- _WHAT TO PRODUCE_
Return the listing below verbatim. Pictures do not belong in the copy.

=== MATERIAL SHOWN ===

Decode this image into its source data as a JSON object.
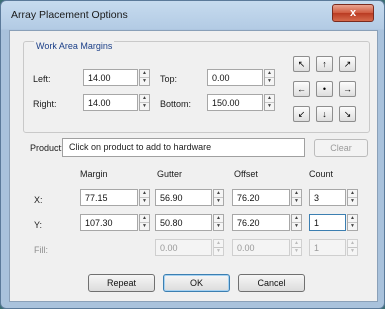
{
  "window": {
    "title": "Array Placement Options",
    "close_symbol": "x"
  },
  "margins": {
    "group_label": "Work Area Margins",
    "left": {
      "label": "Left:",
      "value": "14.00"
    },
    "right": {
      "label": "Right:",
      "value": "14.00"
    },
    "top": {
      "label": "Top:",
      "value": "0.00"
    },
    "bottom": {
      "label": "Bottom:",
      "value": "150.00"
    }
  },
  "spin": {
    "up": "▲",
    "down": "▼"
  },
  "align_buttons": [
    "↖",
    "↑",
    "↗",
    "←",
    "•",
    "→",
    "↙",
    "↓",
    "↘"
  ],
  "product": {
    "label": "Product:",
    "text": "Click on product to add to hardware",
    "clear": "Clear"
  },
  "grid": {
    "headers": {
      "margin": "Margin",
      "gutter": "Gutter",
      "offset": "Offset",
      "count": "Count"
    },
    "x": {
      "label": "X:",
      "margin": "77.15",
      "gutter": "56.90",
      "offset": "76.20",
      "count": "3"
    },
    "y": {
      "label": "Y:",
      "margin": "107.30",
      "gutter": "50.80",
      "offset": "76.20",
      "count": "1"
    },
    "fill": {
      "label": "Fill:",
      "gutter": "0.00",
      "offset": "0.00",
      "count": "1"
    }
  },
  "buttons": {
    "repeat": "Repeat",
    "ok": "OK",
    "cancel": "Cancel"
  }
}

===

- _RESULT FOR THIS TASK_
Decode this image into its source data as a JSON object.
{
  "window": {
    "title": "Array Placement Options",
    "close_symbol": "x"
  },
  "margins": {
    "group_label": "Work Area Margins",
    "left": {
      "label": "Left:",
      "value": "14.00"
    },
    "right": {
      "label": "Right:",
      "value": "14.00"
    },
    "top": {
      "label": "Top:",
      "value": "0.00"
    },
    "bottom": {
      "label": "Bottom:",
      "value": "150.00"
    }
  },
  "spin": {
    "up": "▲",
    "down": "▼"
  },
  "align_buttons": [
    "↖",
    "↑",
    "↗",
    "←",
    "•",
    "→",
    "↙",
    "↓",
    "↘"
  ],
  "product": {
    "label": "Product:",
    "text": "Click on product to add to hardware",
    "clear": "Clear"
  },
  "grid": {
    "headers": {
      "margin": "Margin",
      "gutter": "Gutter",
      "offset": "Offset",
      "count": "Count"
    },
    "x": {
      "label": "X:",
      "margin": "77.15",
      "gutter": "56.90",
      "offset": "76.20",
      "count": "3"
    },
    "y": {
      "label": "Y:",
      "margin": "107.30",
      "gutter": "50.80",
      "offset": "76.20",
      "count": "1"
    },
    "fill": {
      "label": "Fill:",
      "gutter": "0.00",
      "offset": "0.00",
      "count": "1"
    }
  },
  "buttons": {
    "repeat": "Repeat",
    "ok": "OK",
    "cancel": "Cancel"
  }
}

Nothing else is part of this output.